Stored data
-- begin --
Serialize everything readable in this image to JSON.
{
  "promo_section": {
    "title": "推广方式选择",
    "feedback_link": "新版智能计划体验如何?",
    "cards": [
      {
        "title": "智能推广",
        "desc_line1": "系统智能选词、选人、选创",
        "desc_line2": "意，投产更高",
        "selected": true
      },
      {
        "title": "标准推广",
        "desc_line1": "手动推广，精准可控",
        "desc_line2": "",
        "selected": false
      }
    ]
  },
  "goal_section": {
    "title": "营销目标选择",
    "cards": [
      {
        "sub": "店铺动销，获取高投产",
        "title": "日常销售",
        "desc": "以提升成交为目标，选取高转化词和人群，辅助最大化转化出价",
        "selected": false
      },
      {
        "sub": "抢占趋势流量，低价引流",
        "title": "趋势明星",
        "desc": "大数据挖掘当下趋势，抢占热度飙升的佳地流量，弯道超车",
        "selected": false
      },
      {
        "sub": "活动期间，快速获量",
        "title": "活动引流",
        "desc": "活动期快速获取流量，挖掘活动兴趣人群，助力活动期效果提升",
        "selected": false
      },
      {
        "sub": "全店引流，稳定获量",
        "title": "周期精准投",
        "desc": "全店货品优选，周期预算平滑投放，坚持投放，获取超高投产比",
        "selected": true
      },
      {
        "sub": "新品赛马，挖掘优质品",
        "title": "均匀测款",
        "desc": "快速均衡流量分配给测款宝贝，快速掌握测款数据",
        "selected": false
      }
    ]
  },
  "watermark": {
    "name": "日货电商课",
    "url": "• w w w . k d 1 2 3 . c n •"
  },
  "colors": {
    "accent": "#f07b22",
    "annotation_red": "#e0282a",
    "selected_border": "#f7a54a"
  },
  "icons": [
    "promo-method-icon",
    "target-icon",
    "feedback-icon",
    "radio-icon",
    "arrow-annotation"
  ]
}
-- end --
**What you have to do:** Extract each entry in full, exactly as given.

**Exercise result:**
Serialize everything readable in this image to JSON.
{
  "promo_section": {
    "title": "推广方式选择",
    "feedback_link": "新版智能计划体验如何?",
    "cards": [
      {
        "title": "智能推广",
        "desc_line1": "系统智能选词、选人、选创",
        "desc_line2": "意，投产更高",
        "selected": true
      },
      {
        "title": "标准推广",
        "desc_line1": "手动推广，精准可控",
        "desc_line2": "",
        "selected": false
      }
    ]
  },
  "goal_section": {
    "title": "营销目标选择",
    "cards": [
      {
        "sub": "店铺动销，获取高投产",
        "title": "日常销售",
        "desc": "以提升成交为目标，选取高转化词和人群，辅助最大化转化出价",
        "selected": false
      },
      {
        "sub": "抢占趋势流量，低价引流",
        "title": "趋势明星",
        "desc": "大数据挖掘当下趋势，抢占热度飙升的佳地流量，弯道超车",
        "selected": false
      },
      {
        "sub": "活动期间，快速获量",
        "title": "活动引流",
        "desc": "活动期快速获取流量，挖掘活动兴趣人群，助力活动期效果提升",
        "selected": false
      },
      {
        "sub": "全店引流，稳定获量",
        "title": "周期精准投",
        "desc": "全店货品优选，周期预算平滑投放，坚持投放，获取超高投产比",
        "selected": true
      },
      {
        "sub": "新品赛马，挖掘优质品",
        "title": "均匀测款",
        "desc": "快速均衡流量分配给测款宝贝，快速掌握测款数据",
        "selected": false
      }
    ]
  },
  "watermark": {
    "name": "日货电商课",
    "url": "• w w w . k d 1 2 3 . c n •"
  },
  "colors": {
    "accent": "#f07b22",
    "annotation_red": "#e0282a",
    "selected_border": "#f7a54a"
  },
  "icons": [
    "promo-method-icon",
    "target-icon",
    "feedback-icon",
    "radio-icon",
    "arrow-annotation"
  ]
}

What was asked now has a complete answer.